▶ What to produce:
Please quote every line word for word.

•••••

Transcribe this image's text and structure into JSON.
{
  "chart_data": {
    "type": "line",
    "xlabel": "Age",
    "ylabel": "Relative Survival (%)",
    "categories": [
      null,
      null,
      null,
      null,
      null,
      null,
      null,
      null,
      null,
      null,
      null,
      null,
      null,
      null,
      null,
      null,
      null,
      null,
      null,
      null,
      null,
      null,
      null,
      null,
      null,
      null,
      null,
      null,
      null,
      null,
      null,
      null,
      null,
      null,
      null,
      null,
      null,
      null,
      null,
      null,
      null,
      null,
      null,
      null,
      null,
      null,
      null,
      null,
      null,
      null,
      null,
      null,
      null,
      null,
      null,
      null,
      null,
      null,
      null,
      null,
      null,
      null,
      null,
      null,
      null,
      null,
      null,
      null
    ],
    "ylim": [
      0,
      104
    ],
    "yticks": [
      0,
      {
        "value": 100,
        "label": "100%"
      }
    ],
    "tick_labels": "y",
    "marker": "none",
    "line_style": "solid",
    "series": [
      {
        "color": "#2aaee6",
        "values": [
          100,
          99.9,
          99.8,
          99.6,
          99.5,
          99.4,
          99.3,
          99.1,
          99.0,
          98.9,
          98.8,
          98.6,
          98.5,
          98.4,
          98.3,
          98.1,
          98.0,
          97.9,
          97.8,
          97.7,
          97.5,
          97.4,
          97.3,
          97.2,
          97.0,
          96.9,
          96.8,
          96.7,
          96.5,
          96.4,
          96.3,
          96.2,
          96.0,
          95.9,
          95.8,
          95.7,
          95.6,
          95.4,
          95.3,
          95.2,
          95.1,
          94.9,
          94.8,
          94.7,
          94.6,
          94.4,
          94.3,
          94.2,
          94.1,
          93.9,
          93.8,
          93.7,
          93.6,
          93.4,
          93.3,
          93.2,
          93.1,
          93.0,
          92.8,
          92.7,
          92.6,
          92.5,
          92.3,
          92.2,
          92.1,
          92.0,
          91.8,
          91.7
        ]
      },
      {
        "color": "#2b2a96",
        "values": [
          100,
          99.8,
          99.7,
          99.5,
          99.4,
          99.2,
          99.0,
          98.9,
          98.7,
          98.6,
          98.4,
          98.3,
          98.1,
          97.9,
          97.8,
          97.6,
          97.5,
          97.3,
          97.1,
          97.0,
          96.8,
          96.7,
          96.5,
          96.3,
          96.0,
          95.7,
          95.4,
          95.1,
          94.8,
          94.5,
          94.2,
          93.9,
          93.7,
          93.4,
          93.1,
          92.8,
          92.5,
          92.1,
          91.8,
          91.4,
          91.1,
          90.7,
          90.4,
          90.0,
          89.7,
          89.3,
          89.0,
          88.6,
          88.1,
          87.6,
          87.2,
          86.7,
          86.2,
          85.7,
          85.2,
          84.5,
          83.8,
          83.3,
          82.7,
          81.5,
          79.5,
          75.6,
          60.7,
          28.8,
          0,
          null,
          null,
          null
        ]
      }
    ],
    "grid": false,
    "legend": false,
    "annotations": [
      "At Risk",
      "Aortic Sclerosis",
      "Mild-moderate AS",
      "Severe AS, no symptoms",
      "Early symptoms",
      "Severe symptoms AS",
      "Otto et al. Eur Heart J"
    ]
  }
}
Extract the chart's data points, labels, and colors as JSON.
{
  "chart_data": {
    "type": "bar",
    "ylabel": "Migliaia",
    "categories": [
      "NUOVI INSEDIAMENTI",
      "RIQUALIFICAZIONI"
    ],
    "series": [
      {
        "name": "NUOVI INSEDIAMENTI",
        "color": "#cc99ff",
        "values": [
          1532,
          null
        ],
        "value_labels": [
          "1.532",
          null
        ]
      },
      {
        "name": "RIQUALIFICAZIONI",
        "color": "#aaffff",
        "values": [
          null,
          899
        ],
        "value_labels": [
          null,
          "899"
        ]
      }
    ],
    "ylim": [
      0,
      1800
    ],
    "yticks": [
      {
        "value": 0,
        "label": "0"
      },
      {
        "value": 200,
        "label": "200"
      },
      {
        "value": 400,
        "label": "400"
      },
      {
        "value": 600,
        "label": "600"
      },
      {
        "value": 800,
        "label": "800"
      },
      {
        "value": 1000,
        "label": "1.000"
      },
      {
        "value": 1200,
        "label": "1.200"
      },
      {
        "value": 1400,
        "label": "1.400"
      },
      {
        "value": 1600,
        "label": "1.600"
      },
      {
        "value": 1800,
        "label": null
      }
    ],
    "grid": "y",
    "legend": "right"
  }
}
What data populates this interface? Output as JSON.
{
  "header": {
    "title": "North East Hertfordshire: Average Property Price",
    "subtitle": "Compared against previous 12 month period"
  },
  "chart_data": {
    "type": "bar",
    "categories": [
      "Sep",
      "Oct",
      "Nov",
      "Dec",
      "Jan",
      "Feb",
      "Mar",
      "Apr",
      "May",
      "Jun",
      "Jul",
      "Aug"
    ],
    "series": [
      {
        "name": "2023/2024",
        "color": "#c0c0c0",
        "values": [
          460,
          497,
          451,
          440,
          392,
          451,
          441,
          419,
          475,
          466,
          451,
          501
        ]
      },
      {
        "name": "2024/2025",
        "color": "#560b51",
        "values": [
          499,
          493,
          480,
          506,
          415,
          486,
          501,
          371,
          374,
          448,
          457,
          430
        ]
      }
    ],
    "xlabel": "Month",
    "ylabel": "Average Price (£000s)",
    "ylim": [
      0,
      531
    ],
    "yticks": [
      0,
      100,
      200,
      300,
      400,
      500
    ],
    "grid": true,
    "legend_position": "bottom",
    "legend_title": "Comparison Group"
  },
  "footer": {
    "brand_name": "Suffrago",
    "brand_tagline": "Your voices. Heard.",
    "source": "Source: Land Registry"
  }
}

•••••

▶ Answer for the task:
Transcribe this image's text and structure into JSON.
{
  "chart_data": {
    "type": "line",
    "xlabel": "Age",
    "ylabel": "Relative Survival (%)",
    "categories": [
      null,
      null,
      null,
      null,
      null,
      null,
      null,
      null,
      null,
      null,
      null,
      null,
      null,
      null,
      null,
      null,
      null,
      null,
      null,
      null,
      null,
      null,
      null,
      null,
      null,
      null,
      null,
      null,
      null,
      null,
      null,
      null,
      null,
      null,
      null,
      null,
      null,
      null,
      null,
      null,
      null,
      null,
      null,
      null,
      null,
      null,
      null,
      null,
      null,
      null,
      null,
      null,
      null,
      null,
      null,
      null,
      null,
      null,
      null,
      null,
      null,
      null,
      null,
      null,
      null,
      null,
      null,
      null
    ],
    "ylim": [
      0,
      104
    ],
    "yticks": [
      0,
      {
        "value": 100,
        "label": "100%"
      }
    ],
    "tick_labels": "y",
    "marker": "none",
    "line_style": "solid",
    "series": [
      {
        "color": "#2aaee6",
        "values": [
          100,
          99.9,
          99.8,
          99.6,
          99.5,
          99.4,
          99.3,
          99.1,
          99.0,
          98.9,
          98.8,
          98.6,
          98.5,
          98.4,
          98.3,
          98.1,
          98.0,
          97.9,
          97.8,
          97.7,
          97.5,
          97.4,
          97.3,
          97.2,
          97.0,
          96.9,
          96.8,
          96.7,
          96.5,
          96.4,
          96.3,
          96.2,
          96.0,
          95.9,
          95.8,
          95.7,
          95.6,
          95.4,
          95.3,
          95.2,
          95.1,
          94.9,
          94.8,
          94.7,
          94.6,
          94.4,
          94.3,
          94.2,
          94.1,
          93.9,
          93.8,
          93.7,
          93.6,
          93.4,
          93.3,
          93.2,
          93.1,
          93.0,
          92.8,
          92.7,
          92.6,
          92.5,
          92.3,
          92.2,
          92.1,
          92.0,
          91.8,
          91.7
        ]
      },
      {
        "color": "#2b2a96",
        "values": [
          100,
          99.8,
          99.7,
          99.5,
          99.4,
          99.2,
          99.0,
          98.9,
          98.7,
          98.6,
          98.4,
          98.3,
          98.1,
          97.9,
          97.8,
          97.6,
          97.5,
          97.3,
          97.1,
          97.0,
          96.8,
          96.7,
          96.5,
          96.3,
          96.0,
          95.7,
          95.4,
          95.1,
          94.8,
          94.5,
          94.2,
          93.9,
          93.7,
          93.4,
          93.1,
          92.8,
          92.5,
          92.1,
          91.8,
          91.4,
          91.1,
          90.7,
          90.4,
          90.0,
          89.7,
          89.3,
          89.0,
          88.6,
          88.1,
          87.6,
          87.2,
          86.7,
          86.2,
          85.7,
          85.2,
          84.5,
          83.8,
          83.3,
          82.7,
          81.5,
          79.5,
          75.6,
          60.7,
          28.8,
          0,
          null,
          null,
          null
        ]
      }
    ],
    "grid": false,
    "legend": false,
    "annotations": [
      "At Risk",
      "Aortic Sclerosis",
      "Mild-moderate AS",
      "Severe AS, no symptoms",
      "Early symptoms",
      "Severe symptoms AS",
      "Otto et al. Eur Heart J"
    ]
  }
}
Extract the chart's data points, labels, and colors as JSON.
{
  "chart_data": {
    "type": "bar",
    "ylabel": "Migliaia",
    "categories": [
      "NUOVI INSEDIAMENTI",
      "RIQUALIFICAZIONI"
    ],
    "series": [
      {
        "name": "NUOVI INSEDIAMENTI",
        "color": "#cc99ff",
        "values": [
          1532,
          null
        ],
        "value_labels": [
          "1.532",
          null
        ]
      },
      {
        "name": "RIQUALIFICAZIONI",
        "color": "#aaffff",
        "values": [
          null,
          899
        ],
        "value_labels": [
          null,
          "899"
        ]
      }
    ],
    "ylim": [
      0,
      1800
    ],
    "yticks": [
      {
        "value": 0,
        "label": "0"
      },
      {
        "value": 200,
        "label": "200"
      },
      {
        "value": 400,
        "label": "400"
      },
      {
        "value": 600,
        "label": "600"
      },
      {
        "value": 800,
        "label": "800"
      },
      {
        "value": 1000,
        "label": "1.000"
      },
      {
        "value": 1200,
        "label": "1.200"
      },
      {
        "value": 1400,
        "label": "1.400"
      },
      {
        "value": 1600,
        "label": "1.600"
      },
      {
        "value": 1800,
        "label": null
      }
    ],
    "grid": "y",
    "legend": "right"
  }
}
What data populates this interface? Output as JSON.
{
  "header": {
    "title": "North East Hertfordshire: Average Property Price",
    "subtitle": "Compared against previous 12 month period"
  },
  "chart_data": {
    "type": "bar",
    "categories": [
      "Sep",
      "Oct",
      "Nov",
      "Dec",
      "Jan",
      "Feb",
      "Mar",
      "Apr",
      "May",
      "Jun",
      "Jul",
      "Aug"
    ],
    "series": [
      {
        "name": "2023/2024",
        "color": "#c0c0c0",
        "values": [
          460,
          497,
          451,
          440,
          392,
          451,
          441,
          419,
          475,
          466,
          451,
          501
        ]
      },
      {
        "name": "2024/2025",
        "color": "#560b51",
        "values": [
          499,
          493,
          480,
          506,
          415,
          486,
          501,
          371,
          374,
          448,
          457,
          430
        ]
      }
    ],
    "xlabel": "Month",
    "ylabel": "Average Price (£000s)",
    "ylim": [
      0,
      531
    ],
    "yticks": [
      0,
      100,
      200,
      300,
      400,
      500
    ],
    "grid": true,
    "legend_position": "bottom",
    "legend_title": "Comparison Group"
  },
  "footer": {
    "brand_name": "Suffrago",
    "brand_tagline": "Your voices. Heard.",
    "source": "Source: Land Registry"
  }
}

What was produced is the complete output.